▸ Task goal
Give all the lines below again, exactly, with no pictures.

Dataset items:
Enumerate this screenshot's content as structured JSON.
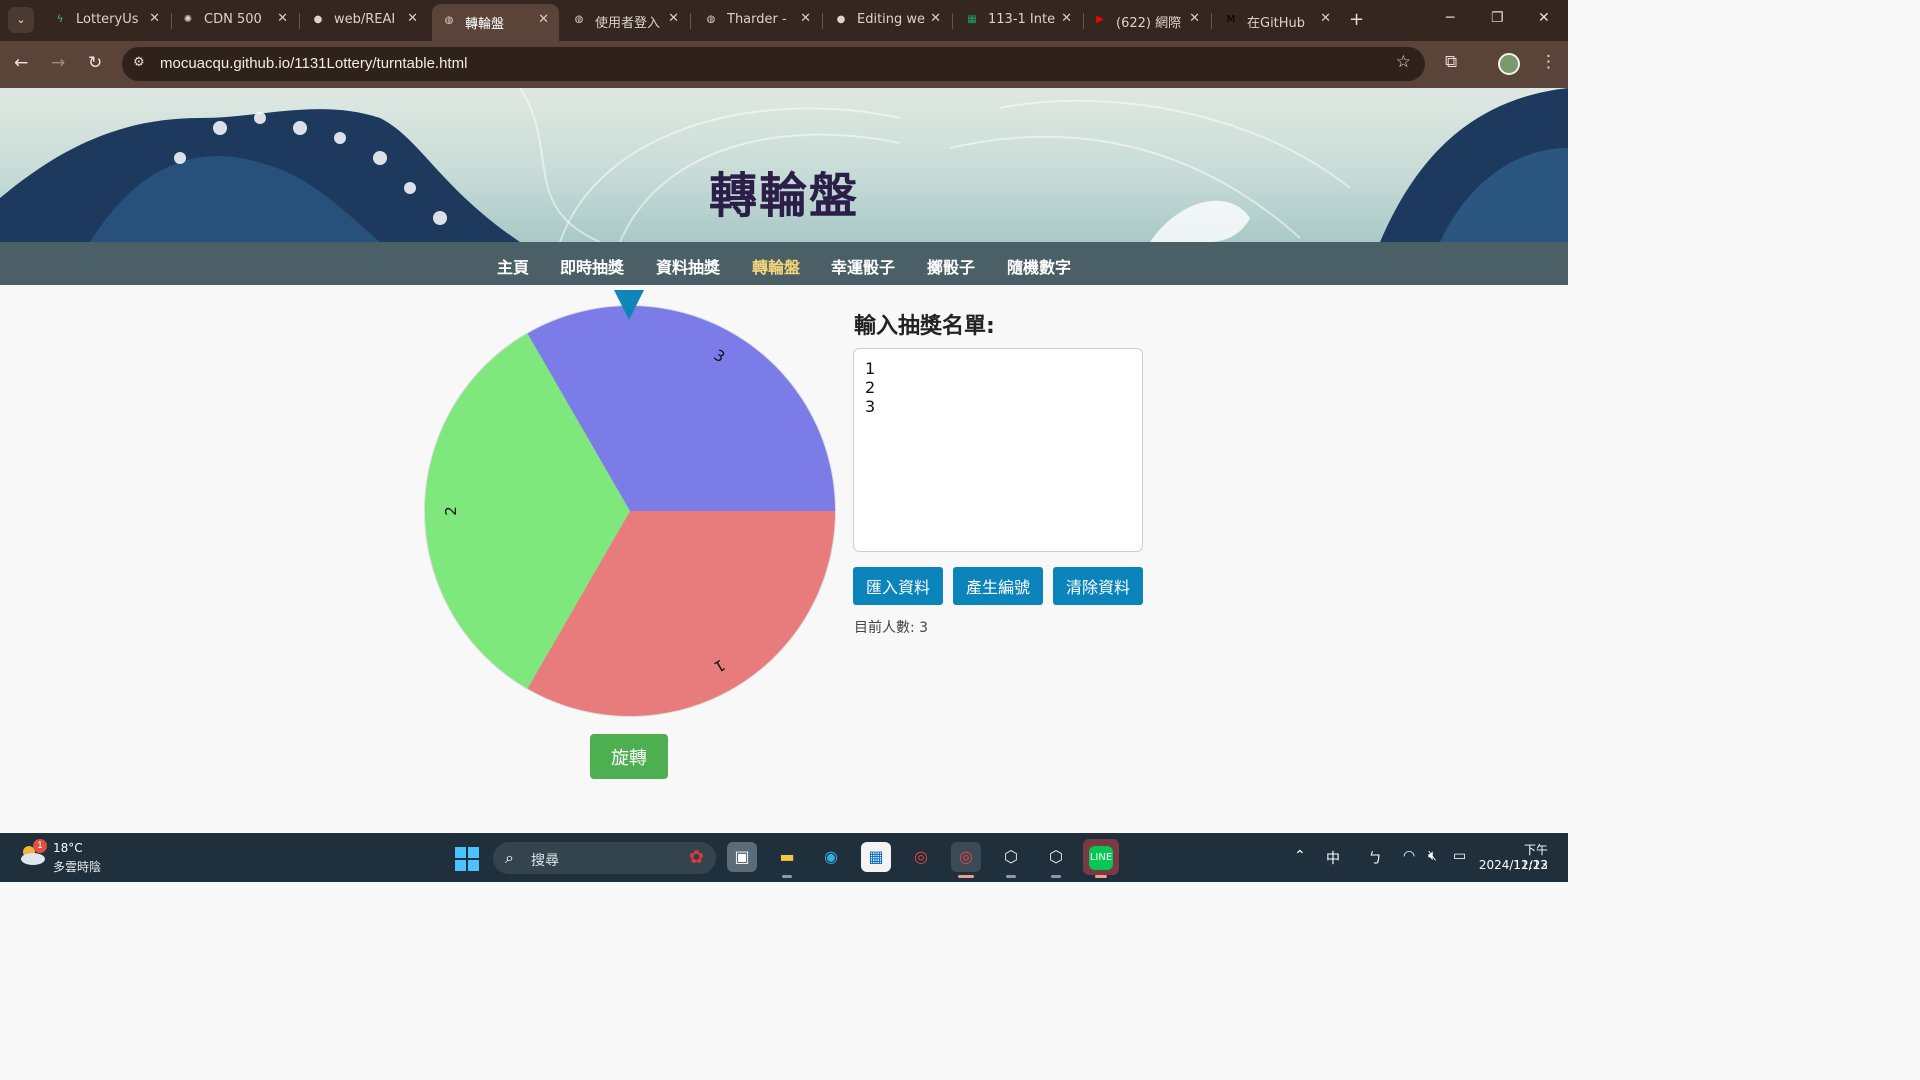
{
  "browser": {
    "tabs": [
      {
        "title": "LotteryUs",
        "icon": "bolt-icon",
        "color": "#3ccf7a"
      },
      {
        "title": "CDN 500",
        "icon": "openai-icon",
        "color": "#dcd3cd"
      },
      {
        "title": "web/REAI",
        "icon": "github-icon",
        "color": "#dcd3cd"
      },
      {
        "title": "轉輪盤",
        "icon": "globe-icon",
        "color": "#dcd3cd",
        "active": true
      },
      {
        "title": "使用者登入",
        "icon": "globe-icon",
        "color": "#dcd3cd"
      },
      {
        "title": "Tharder -",
        "icon": "globe-icon",
        "color": "#dcd3cd"
      },
      {
        "title": "Editing we",
        "icon": "github-icon",
        "color": "#dcd3cd"
      },
      {
        "title": "113-1 Inte",
        "icon": "sheets-icon",
        "color": "#21a366"
      },
      {
        "title": "(622) 網際",
        "icon": "youtube-icon",
        "color": "#ff0000"
      },
      {
        "title": "在GitHub",
        "icon": "medium-icon",
        "color": "#000000"
      }
    ],
    "url": "mocuacqu.github.io/1131Lottery/turntable.html"
  },
  "page": {
    "title": "轉輪盤",
    "nav": [
      "主頁",
      "即時抽獎",
      "資料抽獎",
      "轉輪盤",
      "幸運骰子",
      "擲骰子",
      "隨機數字"
    ],
    "current_nav": "轉輪盤",
    "spin_label": "旋轉",
    "panel_title": "輸入抽獎名單:",
    "names_text": "1\n2\n3",
    "buttons": {
      "import": "匯入資料",
      "number": "產生編號",
      "clear": "清除資料"
    },
    "count_text": "目前人數: 3"
  },
  "wheel": {
    "segments": [
      {
        "label": "1",
        "color": "#e87c7c"
      },
      {
        "label": "2",
        "color": "#7ee87c"
      },
      {
        "label": "3",
        "color": "#7c7ce8"
      }
    ],
    "pointer_color": "#0f86b8"
  },
  "taskbar": {
    "temperature": "18°C",
    "weather": "多雲時陰",
    "weather_badge": "1",
    "search_placeholder": "搜尋",
    "ime": "中",
    "ime2": "ㄅ",
    "time": "下午 11:23",
    "date": "2024/12/12"
  }
}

▸ Full response
Enumerate this screenshot's content as structured JSON.
{
  "browser": {
    "tabs": [
      {
        "title": "LotteryUs",
        "icon": "bolt-icon",
        "color": "#3ccf7a"
      },
      {
        "title": "CDN 500",
        "icon": "openai-icon",
        "color": "#dcd3cd"
      },
      {
        "title": "web/REAI",
        "icon": "github-icon",
        "color": "#dcd3cd"
      },
      {
        "title": "轉輪盤",
        "icon": "globe-icon",
        "color": "#dcd3cd",
        "active": true
      },
      {
        "title": "使用者登入",
        "icon": "globe-icon",
        "color": "#dcd3cd"
      },
      {
        "title": "Tharder -",
        "icon": "globe-icon",
        "color": "#dcd3cd"
      },
      {
        "title": "Editing we",
        "icon": "github-icon",
        "color": "#dcd3cd"
      },
      {
        "title": "113-1 Inte",
        "icon": "sheets-icon",
        "color": "#21a366"
      },
      {
        "title": "(622) 網際",
        "icon": "youtube-icon",
        "color": "#ff0000"
      },
      {
        "title": "在GitHub",
        "icon": "medium-icon",
        "color": "#000000"
      }
    ],
    "url": "mocuacqu.github.io/1131Lottery/turntable.html"
  },
  "page": {
    "title": "轉輪盤",
    "nav": [
      "主頁",
      "即時抽獎",
      "資料抽獎",
      "轉輪盤",
      "幸運骰子",
      "擲骰子",
      "隨機數字"
    ],
    "current_nav": "轉輪盤",
    "spin_label": "旋轉",
    "panel_title": "輸入抽獎名單:",
    "names_text": "1\n2\n3",
    "buttons": {
      "import": "匯入資料",
      "number": "產生編號",
      "clear": "清除資料"
    },
    "count_text": "目前人數: 3"
  },
  "wheel": {
    "segments": [
      {
        "label": "1",
        "color": "#e87c7c"
      },
      {
        "label": "2",
        "color": "#7ee87c"
      },
      {
        "label": "3",
        "color": "#7c7ce8"
      }
    ],
    "pointer_color": "#0f86b8"
  },
  "taskbar": {
    "temperature": "18°C",
    "weather": "多雲時陰",
    "weather_badge": "1",
    "search_placeholder": "搜尋",
    "ime": "中",
    "ime2": "ㄅ",
    "time": "下午 11:23",
    "date": "2024/12/12"
  }
}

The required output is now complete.